## Begin RAW DATA
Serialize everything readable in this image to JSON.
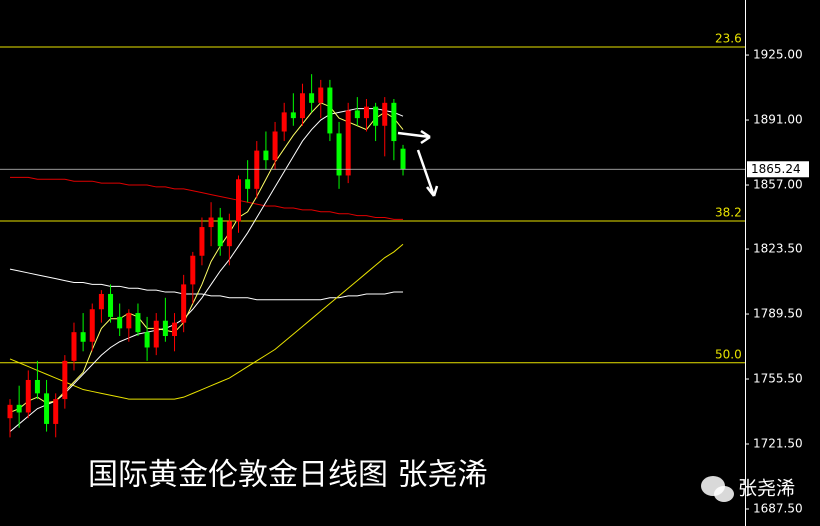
{
  "chart_data": {
    "type": "candlestick",
    "title": "国际黄金伦敦金日线图  张尧浠",
    "watermark": "张尧浠",
    "up_color": "#ff0000",
    "down_color": "#00ff00",
    "open": [
      1735,
      1742,
      1738,
      1755,
      1748,
      1732,
      1745,
      1765,
      1780,
      1775,
      1792,
      1800,
      1788,
      1782,
      1790,
      1780,
      1772,
      1786,
      1778,
      1785,
      1805,
      1820,
      1835,
      1840,
      1825,
      1838,
      1860,
      1855,
      1875,
      1870,
      1885,
      1895,
      1892,
      1905,
      1900,
      1908,
      1884,
      1862,
      1896,
      1892,
      1898,
      1888,
      1900,
      1876
    ],
    "high": [
      1745,
      1752,
      1760,
      1765,
      1755,
      1748,
      1768,
      1785,
      1790,
      1795,
      1802,
      1805,
      1795,
      1792,
      1795,
      1788,
      1790,
      1798,
      1790,
      1810,
      1822,
      1840,
      1848,
      1845,
      1842,
      1862,
      1870,
      1880,
      1885,
      1890,
      1900,
      1905,
      1910,
      1915,
      1912,
      1912,
      1890,
      1900,
      1903,
      1902,
      1900,
      1903,
      1902,
      1878
    ],
    "low": [
      1725,
      1730,
      1735,
      1745,
      1728,
      1725,
      1740,
      1760,
      1770,
      1770,
      1785,
      1785,
      1778,
      1775,
      1778,
      1765,
      1768,
      1775,
      1770,
      1780,
      1795,
      1815,
      1825,
      1820,
      1815,
      1832,
      1848,
      1850,
      1865,
      1865,
      1880,
      1888,
      1888,
      1895,
      1892,
      1880,
      1855,
      1858,
      1888,
      1885,
      1880,
      1872,
      1870,
      1862
    ],
    "close": [
      1742,
      1738,
      1755,
      1748,
      1732,
      1745,
      1765,
      1780,
      1775,
      1792,
      1800,
      1788,
      1782,
      1790,
      1780,
      1772,
      1786,
      1778,
      1785,
      1805,
      1820,
      1835,
      1840,
      1825,
      1838,
      1860,
      1855,
      1875,
      1870,
      1885,
      1895,
      1892,
      1905,
      1900,
      1908,
      1884,
      1862,
      1896,
      1892,
      1898,
      1888,
      1900,
      1880,
      1865.24
    ],
    "overlays": [
      {
        "color": "#e00000",
        "values": [
          1861,
          1861,
          1861,
          1860,
          1860,
          1860,
          1860,
          1859,
          1859,
          1859,
          1858,
          1858,
          1858,
          1857,
          1857,
          1857,
          1856,
          1856,
          1855,
          1855,
          1854,
          1853,
          1852,
          1851,
          1850,
          1849,
          1848,
          1847,
          1846,
          1846,
          1845,
          1845,
          1844,
          1844,
          1843,
          1843,
          1842,
          1842,
          1841,
          1841,
          1840,
          1840,
          1839,
          1839
        ]
      },
      {
        "color": "#ffffff",
        "values": [
          1813,
          1812,
          1811,
          1810,
          1809,
          1808,
          1807,
          1806,
          1806,
          1805,
          1805,
          1804,
          1804,
          1803,
          1803,
          1802,
          1802,
          1801,
          1801,
          1800,
          1800,
          1800,
          1799,
          1799,
          1798,
          1798,
          1798,
          1797,
          1797,
          1797,
          1797,
          1797,
          1797,
          1797,
          1797,
          1798,
          1798,
          1799,
          1799,
          1800,
          1800,
          1800,
          1801,
          1801
        ]
      },
      {
        "color": "#e8e200",
        "values": [
          1766,
          1764,
          1762,
          1760,
          1758,
          1756,
          1754,
          1752,
          1750,
          1749,
          1748,
          1747,
          1746,
          1745,
          1745,
          1745,
          1745,
          1745,
          1745,
          1746,
          1748,
          1750,
          1752,
          1754,
          1756,
          1759,
          1762,
          1765,
          1768,
          1771,
          1775,
          1779,
          1783,
          1787,
          1791,
          1795,
          1799,
          1803,
          1807,
          1811,
          1815,
          1819,
          1822,
          1826
        ]
      },
      {
        "color": "#ffffff",
        "values": [
          1728,
          1732,
          1736,
          1740,
          1742,
          1744,
          1748,
          1753,
          1758,
          1763,
          1768,
          1772,
          1775,
          1777,
          1779,
          1780,
          1781,
          1782,
          1784,
          1787,
          1792,
          1798,
          1805,
          1812,
          1818,
          1825,
          1832,
          1840,
          1848,
          1856,
          1864,
          1872,
          1880,
          1886,
          1891,
          1894,
          1895,
          1896,
          1897,
          1897,
          1897,
          1896,
          1895,
          1893
        ]
      },
      {
        "color": "#ffff66",
        "values": [
          1738,
          1740,
          1744,
          1746,
          1743,
          1744,
          1749,
          1754,
          1759,
          1771,
          1782,
          1787,
          1787,
          1790,
          1788,
          1782,
          1782,
          1781,
          1780,
          1785,
          1795,
          1805,
          1817,
          1825,
          1832,
          1840,
          1843,
          1851,
          1860,
          1869,
          1876,
          1883,
          1889,
          1895,
          1900,
          1898,
          1892,
          1890,
          1888,
          1886,
          1892,
          1895,
          1892,
          1886
        ]
      }
    ],
    "levels": [
      {
        "value": 1929.2,
        "label": "23.6"
      },
      {
        "value": 1838.2,
        "label": "38.2"
      },
      {
        "value": 1764.0,
        "label": "50.0"
      }
    ],
    "level_color": "#e8e200",
    "ylim": [
      1678.6,
      1953.8
    ],
    "yticks": [
      {
        "value": 1925,
        "label": "1925.00"
      },
      {
        "value": 1891,
        "label": "1891.00"
      },
      {
        "value": 1857,
        "label": "1857.00"
      },
      {
        "value": 1823.5,
        "label": "1823.50"
      },
      {
        "value": 1789.5,
        "label": "1789.50"
      },
      {
        "value": 1755.5,
        "label": "1755.50"
      },
      {
        "value": 1721.5,
        "label": "1721.50"
      },
      {
        "value": 1687.5,
        "label": "1687.50"
      }
    ]
  }
}
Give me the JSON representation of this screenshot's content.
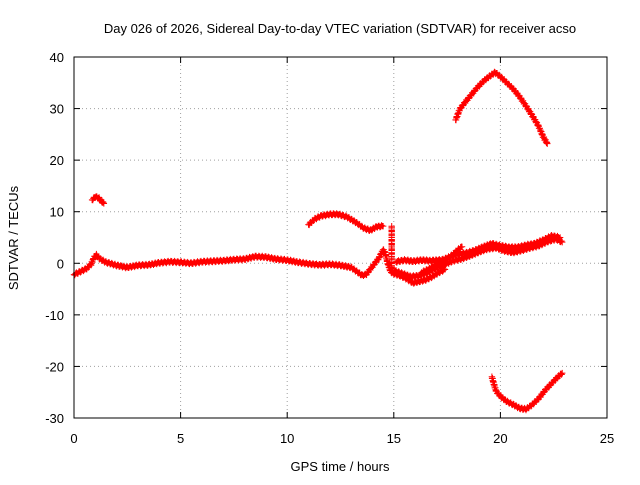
{
  "chart_data": {
    "type": "scatter",
    "title": "Day 026 of 2026, Sidereal Day-to-day VTEC variation (SDTVAR) for receiver acso",
    "xlabel": "GPS time / hours",
    "ylabel": "SDTVAR / TECUs",
    "xlim": [
      0,
      25
    ],
    "ylim": [
      -30,
      40
    ],
    "xticks": [
      0,
      5,
      10,
      15,
      20,
      25
    ],
    "yticks": [
      -30,
      -20,
      -10,
      0,
      10,
      20,
      30,
      40
    ],
    "grid": true,
    "legend": "none",
    "marker": "plus",
    "series": [
      {
        "name": "main trace",
        "color": "#ff0000",
        "points": [
          [
            0,
            -2.2
          ],
          [
            0.3,
            -1.6
          ],
          [
            0.6,
            -1.0
          ],
          [
            0.8,
            -0.2
          ],
          [
            0.95,
            1.2
          ],
          [
            1.05,
            1.6
          ],
          [
            1.2,
            0.9
          ],
          [
            1.5,
            0.2
          ],
          [
            2.0,
            -0.4
          ],
          [
            2.5,
            -0.8
          ],
          [
            3.0,
            -0.4
          ],
          [
            3.5,
            -0.3
          ],
          [
            4.0,
            0.1
          ],
          [
            4.5,
            0.3
          ],
          [
            5.0,
            0.2
          ],
          [
            5.5,
            0.0
          ],
          [
            6.0,
            0.3
          ],
          [
            6.5,
            0.4
          ],
          [
            7.0,
            0.5
          ],
          [
            7.5,
            0.7
          ],
          [
            8.0,
            0.8
          ],
          [
            8.5,
            1.3
          ],
          [
            9.0,
            1.2
          ],
          [
            9.5,
            0.8
          ],
          [
            10.0,
            0.6
          ],
          [
            10.5,
            0.2
          ],
          [
            11.0,
            -0.1
          ],
          [
            11.5,
            -0.3
          ],
          [
            12.0,
            -0.2
          ],
          [
            12.5,
            -0.4
          ],
          [
            13.0,
            -0.8
          ],
          [
            13.5,
            -2.3
          ],
          [
            13.7,
            -2.2
          ],
          [
            14.0,
            -0.6
          ],
          [
            14.3,
            1.0
          ],
          [
            14.5,
            2.6
          ],
          [
            14.6,
            2.0
          ],
          [
            14.7,
            0.2
          ],
          [
            14.85,
            -1.6
          ],
          [
            15.0,
            -2.0
          ],
          [
            15.3,
            -2.4
          ],
          [
            15.6,
            -3.0
          ],
          [
            15.9,
            -3.8
          ],
          [
            16.2,
            -3.5
          ],
          [
            16.5,
            -3.2
          ],
          [
            16.8,
            -2.6
          ],
          [
            17.1,
            -1.8
          ],
          [
            17.4,
            -1.2
          ]
        ]
      },
      {
        "name": "late trace",
        "color": "#ff0000",
        "points": [
          [
            16.3,
            -1.8
          ],
          [
            16.7,
            -1.0
          ],
          [
            17.2,
            0.5
          ],
          [
            17.6,
            1.2
          ],
          [
            18.0,
            1.8
          ],
          [
            18.4,
            2.0
          ],
          [
            18.8,
            2.5
          ],
          [
            19.2,
            3.2
          ],
          [
            19.6,
            3.8
          ],
          [
            20.0,
            3.4
          ],
          [
            20.4,
            3.1
          ],
          [
            20.8,
            3.1
          ],
          [
            21.2,
            3.5
          ],
          [
            21.6,
            3.8
          ],
          [
            22.0,
            4.5
          ],
          [
            22.4,
            5.3
          ],
          [
            22.8,
            5.0
          ]
        ]
      },
      {
        "name": "lower late trace",
        "color": "#ff0000",
        "points": [
          [
            17.0,
            -0.8
          ],
          [
            17.4,
            -0.2
          ],
          [
            17.8,
            0.5
          ],
          [
            18.2,
            0.9
          ],
          [
            18.6,
            1.5
          ],
          [
            19.0,
            2.2
          ],
          [
            19.4,
            2.8
          ],
          [
            19.8,
            3.0
          ],
          [
            20.2,
            2.4
          ],
          [
            20.6,
            2.1
          ],
          [
            21.0,
            2.5
          ],
          [
            21.4,
            3.0
          ],
          [
            21.8,
            3.4
          ],
          [
            22.2,
            4.2
          ],
          [
            22.6,
            4.7
          ],
          [
            22.9,
            4.1
          ]
        ]
      },
      {
        "name": "rising segment",
        "color": "#ff0000",
        "points": [
          [
            15.0,
            -1.4
          ],
          [
            15.4,
            -2.0
          ],
          [
            15.8,
            -2.6
          ],
          [
            16.2,
            -2.4
          ],
          [
            16.6,
            -1.8
          ],
          [
            17.0,
            -0.8
          ],
          [
            17.4,
            0.6
          ],
          [
            17.8,
            1.8
          ],
          [
            18.0,
            2.6
          ],
          [
            18.2,
            3.2
          ]
        ]
      },
      {
        "name": "vertical drop near 14.9h",
        "color": "#ff0000",
        "points": [
          [
            14.9,
            7.2
          ],
          [
            14.9,
            6.0
          ],
          [
            14.9,
            5.0
          ],
          [
            14.9,
            4.0
          ],
          [
            14.9,
            3.0
          ],
          [
            14.9,
            2.0
          ],
          [
            14.9,
            1.0
          ],
          [
            14.9,
            0.0
          ],
          [
            14.9,
            -1.0
          ]
        ]
      },
      {
        "name": "flat segment 15-17.5h",
        "color": "#ff0000",
        "points": [
          [
            15.1,
            0.3
          ],
          [
            15.5,
            0.6
          ],
          [
            15.9,
            0.4
          ],
          [
            16.3,
            0.6
          ],
          [
            16.7,
            0.5
          ],
          [
            17.1,
            0.6
          ],
          [
            17.5,
            0.7
          ]
        ]
      },
      {
        "name": "middle arc",
        "color": "#ff0000",
        "points": [
          [
            11.0,
            7.5
          ],
          [
            11.3,
            8.6
          ],
          [
            11.6,
            9.2
          ],
          [
            12.0,
            9.5
          ],
          [
            12.4,
            9.5
          ],
          [
            12.8,
            9.0
          ],
          [
            13.2,
            8.0
          ],
          [
            13.6,
            6.8
          ],
          [
            13.9,
            6.4
          ],
          [
            14.2,
            7.1
          ],
          [
            14.5,
            7.2
          ]
        ]
      },
      {
        "name": "short segment near 1h",
        "color": "#ff0000",
        "points": [
          [
            0.85,
            12.3
          ],
          [
            1.0,
            12.9
          ],
          [
            1.15,
            12.7
          ],
          [
            1.3,
            12.0
          ],
          [
            1.4,
            11.6
          ]
        ]
      },
      {
        "name": "upper arc",
        "color": "#ff0000",
        "points": [
          [
            17.9,
            27.8
          ],
          [
            18.1,
            29.9
          ],
          [
            18.3,
            31.0
          ],
          [
            18.6,
            32.5
          ],
          [
            18.9,
            34.0
          ],
          [
            19.2,
            35.3
          ],
          [
            19.5,
            36.3
          ],
          [
            19.75,
            37.0
          ],
          [
            20.0,
            36.2
          ],
          [
            20.3,
            35.0
          ],
          [
            20.6,
            33.8
          ],
          [
            20.9,
            32.3
          ],
          [
            21.2,
            30.5
          ],
          [
            21.5,
            28.6
          ],
          [
            21.8,
            26.5
          ],
          [
            22.0,
            24.6
          ],
          [
            22.2,
            23.2
          ]
        ]
      },
      {
        "name": "lower arc",
        "color": "#ff0000",
        "points": [
          [
            19.6,
            -22.0
          ],
          [
            19.7,
            -23.5
          ],
          [
            19.8,
            -24.8
          ],
          [
            20.0,
            -25.8
          ],
          [
            20.3,
            -26.8
          ],
          [
            20.6,
            -27.4
          ],
          [
            20.9,
            -28.1
          ],
          [
            21.2,
            -28.3
          ],
          [
            21.5,
            -27.4
          ],
          [
            21.8,
            -26.2
          ],
          [
            22.1,
            -24.6
          ],
          [
            22.4,
            -23.3
          ],
          [
            22.7,
            -22.0
          ],
          [
            22.9,
            -21.3
          ]
        ]
      }
    ]
  }
}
## End RAW DATA
GIVEN PROBLEM: Using the listing above, pick out each line that contains the word "near", then copy it.

FINAL RESULT:
        "name": "vertical drop near 14.9h",
        "name": "short segment near 1h",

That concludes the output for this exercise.